(Records from a data collection)

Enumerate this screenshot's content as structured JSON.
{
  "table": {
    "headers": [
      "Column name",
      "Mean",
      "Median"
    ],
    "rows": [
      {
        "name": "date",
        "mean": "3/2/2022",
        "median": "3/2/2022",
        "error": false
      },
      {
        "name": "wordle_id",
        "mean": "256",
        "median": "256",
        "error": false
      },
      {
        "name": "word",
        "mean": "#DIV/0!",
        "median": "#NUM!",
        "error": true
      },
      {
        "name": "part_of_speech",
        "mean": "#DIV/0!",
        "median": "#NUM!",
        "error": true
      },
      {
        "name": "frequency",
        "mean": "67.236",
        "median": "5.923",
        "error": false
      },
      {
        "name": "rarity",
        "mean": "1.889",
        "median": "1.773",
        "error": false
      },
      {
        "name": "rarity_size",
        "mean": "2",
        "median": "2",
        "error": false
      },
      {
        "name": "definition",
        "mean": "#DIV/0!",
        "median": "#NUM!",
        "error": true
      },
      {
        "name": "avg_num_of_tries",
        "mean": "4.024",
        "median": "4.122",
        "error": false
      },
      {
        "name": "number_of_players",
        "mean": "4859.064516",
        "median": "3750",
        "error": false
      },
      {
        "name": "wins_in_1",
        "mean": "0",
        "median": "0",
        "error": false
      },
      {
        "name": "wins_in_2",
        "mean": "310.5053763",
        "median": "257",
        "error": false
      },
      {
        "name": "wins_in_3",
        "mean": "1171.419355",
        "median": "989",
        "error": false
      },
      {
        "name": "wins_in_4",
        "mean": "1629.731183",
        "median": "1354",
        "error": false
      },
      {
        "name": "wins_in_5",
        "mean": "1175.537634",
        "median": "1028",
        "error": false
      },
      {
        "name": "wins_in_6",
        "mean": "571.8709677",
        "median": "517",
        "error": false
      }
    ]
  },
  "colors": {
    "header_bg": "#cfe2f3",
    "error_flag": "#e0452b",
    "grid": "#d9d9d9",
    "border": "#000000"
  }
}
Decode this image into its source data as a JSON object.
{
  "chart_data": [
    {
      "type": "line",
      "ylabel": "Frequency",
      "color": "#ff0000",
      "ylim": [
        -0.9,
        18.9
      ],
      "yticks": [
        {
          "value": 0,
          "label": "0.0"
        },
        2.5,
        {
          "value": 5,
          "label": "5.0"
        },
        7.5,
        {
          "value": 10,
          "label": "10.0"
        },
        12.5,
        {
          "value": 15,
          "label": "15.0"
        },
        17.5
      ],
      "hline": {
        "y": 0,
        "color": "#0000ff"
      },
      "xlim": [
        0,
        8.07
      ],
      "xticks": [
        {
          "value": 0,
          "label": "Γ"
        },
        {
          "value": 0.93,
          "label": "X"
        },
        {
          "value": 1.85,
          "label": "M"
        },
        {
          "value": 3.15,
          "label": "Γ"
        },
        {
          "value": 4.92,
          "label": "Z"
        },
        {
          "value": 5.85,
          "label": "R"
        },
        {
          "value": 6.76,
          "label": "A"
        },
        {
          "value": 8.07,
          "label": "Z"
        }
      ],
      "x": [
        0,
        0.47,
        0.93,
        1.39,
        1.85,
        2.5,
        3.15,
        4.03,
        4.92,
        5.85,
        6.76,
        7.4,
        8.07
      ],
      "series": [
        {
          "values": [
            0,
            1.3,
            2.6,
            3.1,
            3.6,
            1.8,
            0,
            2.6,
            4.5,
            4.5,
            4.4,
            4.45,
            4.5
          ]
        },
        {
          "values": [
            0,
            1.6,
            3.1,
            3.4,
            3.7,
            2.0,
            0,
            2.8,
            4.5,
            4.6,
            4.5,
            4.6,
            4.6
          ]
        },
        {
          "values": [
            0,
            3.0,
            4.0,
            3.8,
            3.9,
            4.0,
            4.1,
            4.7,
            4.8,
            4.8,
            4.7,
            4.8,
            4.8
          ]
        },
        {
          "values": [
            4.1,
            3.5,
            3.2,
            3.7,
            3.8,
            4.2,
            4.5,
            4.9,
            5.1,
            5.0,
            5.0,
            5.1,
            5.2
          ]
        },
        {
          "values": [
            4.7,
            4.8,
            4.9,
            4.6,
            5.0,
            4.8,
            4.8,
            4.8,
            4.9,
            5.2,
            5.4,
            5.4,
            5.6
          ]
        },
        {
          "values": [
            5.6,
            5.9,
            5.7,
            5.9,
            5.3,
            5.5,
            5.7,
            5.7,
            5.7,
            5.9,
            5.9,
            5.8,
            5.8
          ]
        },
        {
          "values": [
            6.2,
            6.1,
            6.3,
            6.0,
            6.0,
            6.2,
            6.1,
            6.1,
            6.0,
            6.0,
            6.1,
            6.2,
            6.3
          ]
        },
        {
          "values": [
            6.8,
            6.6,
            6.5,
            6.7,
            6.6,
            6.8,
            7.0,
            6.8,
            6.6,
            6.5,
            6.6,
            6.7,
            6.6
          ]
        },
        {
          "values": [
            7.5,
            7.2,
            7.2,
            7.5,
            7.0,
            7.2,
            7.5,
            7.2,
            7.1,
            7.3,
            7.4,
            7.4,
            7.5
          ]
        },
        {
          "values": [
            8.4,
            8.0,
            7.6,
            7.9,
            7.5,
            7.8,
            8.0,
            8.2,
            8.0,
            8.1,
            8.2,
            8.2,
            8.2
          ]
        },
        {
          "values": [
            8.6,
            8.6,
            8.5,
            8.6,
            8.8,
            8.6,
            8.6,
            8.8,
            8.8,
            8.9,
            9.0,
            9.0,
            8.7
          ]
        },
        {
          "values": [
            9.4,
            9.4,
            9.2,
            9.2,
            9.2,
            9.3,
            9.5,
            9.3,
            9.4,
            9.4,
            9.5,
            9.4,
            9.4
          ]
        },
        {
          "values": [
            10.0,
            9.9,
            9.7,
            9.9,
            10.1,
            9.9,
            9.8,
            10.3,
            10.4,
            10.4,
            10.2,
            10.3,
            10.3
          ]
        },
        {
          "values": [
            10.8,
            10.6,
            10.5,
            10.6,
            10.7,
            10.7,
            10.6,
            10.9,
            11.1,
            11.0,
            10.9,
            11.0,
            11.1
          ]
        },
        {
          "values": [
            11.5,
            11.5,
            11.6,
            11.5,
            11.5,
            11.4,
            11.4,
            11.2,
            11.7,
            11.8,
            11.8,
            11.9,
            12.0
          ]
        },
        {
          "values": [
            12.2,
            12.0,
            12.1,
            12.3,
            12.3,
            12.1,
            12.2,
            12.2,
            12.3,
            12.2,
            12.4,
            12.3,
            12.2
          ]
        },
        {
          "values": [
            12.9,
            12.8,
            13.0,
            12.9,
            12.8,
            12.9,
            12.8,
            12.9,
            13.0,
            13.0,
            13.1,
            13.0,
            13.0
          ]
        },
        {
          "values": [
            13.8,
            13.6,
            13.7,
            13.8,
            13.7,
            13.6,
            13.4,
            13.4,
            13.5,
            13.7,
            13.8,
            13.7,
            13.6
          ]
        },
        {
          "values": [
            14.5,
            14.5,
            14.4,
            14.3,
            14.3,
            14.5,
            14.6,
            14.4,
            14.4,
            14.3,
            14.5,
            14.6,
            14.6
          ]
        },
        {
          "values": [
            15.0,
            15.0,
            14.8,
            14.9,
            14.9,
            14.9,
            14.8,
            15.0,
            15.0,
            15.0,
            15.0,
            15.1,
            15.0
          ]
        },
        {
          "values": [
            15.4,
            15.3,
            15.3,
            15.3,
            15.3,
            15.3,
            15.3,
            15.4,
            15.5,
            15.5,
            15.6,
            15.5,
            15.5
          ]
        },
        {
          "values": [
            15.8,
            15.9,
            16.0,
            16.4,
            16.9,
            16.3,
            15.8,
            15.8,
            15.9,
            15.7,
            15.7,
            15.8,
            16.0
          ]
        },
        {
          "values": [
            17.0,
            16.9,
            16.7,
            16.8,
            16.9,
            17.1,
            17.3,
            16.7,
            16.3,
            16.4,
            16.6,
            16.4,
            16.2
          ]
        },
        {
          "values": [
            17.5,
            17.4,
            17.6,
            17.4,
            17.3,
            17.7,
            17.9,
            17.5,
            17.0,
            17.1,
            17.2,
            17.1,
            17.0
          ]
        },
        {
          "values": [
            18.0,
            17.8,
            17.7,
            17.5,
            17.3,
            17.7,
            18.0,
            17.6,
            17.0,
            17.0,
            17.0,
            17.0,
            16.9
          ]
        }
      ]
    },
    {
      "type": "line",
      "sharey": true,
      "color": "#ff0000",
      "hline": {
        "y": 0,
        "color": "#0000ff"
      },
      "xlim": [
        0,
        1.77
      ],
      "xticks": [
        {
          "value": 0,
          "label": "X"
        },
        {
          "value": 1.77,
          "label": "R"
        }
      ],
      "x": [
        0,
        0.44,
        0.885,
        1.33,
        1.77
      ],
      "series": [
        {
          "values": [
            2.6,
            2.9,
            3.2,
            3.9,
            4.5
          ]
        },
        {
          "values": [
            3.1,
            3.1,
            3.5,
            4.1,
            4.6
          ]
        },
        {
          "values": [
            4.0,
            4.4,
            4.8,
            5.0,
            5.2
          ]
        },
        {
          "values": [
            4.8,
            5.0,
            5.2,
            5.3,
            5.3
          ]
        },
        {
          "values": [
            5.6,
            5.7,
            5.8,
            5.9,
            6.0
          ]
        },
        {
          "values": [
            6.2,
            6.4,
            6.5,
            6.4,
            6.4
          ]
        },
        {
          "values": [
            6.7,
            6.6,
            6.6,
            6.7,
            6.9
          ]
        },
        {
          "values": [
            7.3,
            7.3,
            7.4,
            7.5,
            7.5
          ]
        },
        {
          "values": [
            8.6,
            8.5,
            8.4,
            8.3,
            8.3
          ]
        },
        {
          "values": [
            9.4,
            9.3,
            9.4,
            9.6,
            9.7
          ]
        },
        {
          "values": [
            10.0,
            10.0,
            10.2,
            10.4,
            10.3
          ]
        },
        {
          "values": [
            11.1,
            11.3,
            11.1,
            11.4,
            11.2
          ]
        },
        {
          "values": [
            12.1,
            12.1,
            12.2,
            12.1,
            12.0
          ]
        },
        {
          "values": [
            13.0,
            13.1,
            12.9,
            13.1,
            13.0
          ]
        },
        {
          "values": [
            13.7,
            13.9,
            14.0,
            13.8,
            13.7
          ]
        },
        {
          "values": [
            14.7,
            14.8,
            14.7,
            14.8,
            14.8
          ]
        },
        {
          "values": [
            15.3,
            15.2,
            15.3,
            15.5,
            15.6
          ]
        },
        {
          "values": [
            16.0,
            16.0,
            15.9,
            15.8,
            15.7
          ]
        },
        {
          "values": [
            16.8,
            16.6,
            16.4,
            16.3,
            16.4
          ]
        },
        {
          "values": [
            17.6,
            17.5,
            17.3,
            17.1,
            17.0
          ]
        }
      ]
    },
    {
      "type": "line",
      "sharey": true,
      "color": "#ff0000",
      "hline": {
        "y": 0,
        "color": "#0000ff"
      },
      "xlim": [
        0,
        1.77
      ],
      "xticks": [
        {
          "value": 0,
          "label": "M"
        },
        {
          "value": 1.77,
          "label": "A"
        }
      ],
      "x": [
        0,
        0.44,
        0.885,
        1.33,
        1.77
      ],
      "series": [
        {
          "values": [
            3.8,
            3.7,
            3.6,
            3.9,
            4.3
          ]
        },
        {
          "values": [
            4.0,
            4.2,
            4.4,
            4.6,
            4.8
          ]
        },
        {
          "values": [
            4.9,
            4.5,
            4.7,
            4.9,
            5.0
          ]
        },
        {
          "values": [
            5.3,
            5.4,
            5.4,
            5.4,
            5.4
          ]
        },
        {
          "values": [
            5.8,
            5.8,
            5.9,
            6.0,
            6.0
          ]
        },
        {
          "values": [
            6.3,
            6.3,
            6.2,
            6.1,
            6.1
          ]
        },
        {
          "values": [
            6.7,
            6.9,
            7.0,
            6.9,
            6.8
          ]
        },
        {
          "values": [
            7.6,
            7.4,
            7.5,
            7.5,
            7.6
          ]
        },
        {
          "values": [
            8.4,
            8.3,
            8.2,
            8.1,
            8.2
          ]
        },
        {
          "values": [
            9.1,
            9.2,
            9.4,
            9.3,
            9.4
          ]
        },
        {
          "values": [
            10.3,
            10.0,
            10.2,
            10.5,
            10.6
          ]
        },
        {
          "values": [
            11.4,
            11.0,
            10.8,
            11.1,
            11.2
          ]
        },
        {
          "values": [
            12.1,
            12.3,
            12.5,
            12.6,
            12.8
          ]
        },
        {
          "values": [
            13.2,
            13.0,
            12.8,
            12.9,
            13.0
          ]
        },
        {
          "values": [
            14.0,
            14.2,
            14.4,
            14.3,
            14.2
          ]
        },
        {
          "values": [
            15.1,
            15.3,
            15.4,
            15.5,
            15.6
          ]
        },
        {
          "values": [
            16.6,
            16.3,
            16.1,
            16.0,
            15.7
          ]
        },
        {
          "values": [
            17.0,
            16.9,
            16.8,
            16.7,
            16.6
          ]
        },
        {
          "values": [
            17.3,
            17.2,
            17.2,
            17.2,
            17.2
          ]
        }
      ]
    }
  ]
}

▶ What to work on
Check every line of the data above for the string "JSON", and copy those that have it.

▶ Correct result
Enumerate this screenshot's content as structured JSON.
Decode this image into its source data as a JSON object.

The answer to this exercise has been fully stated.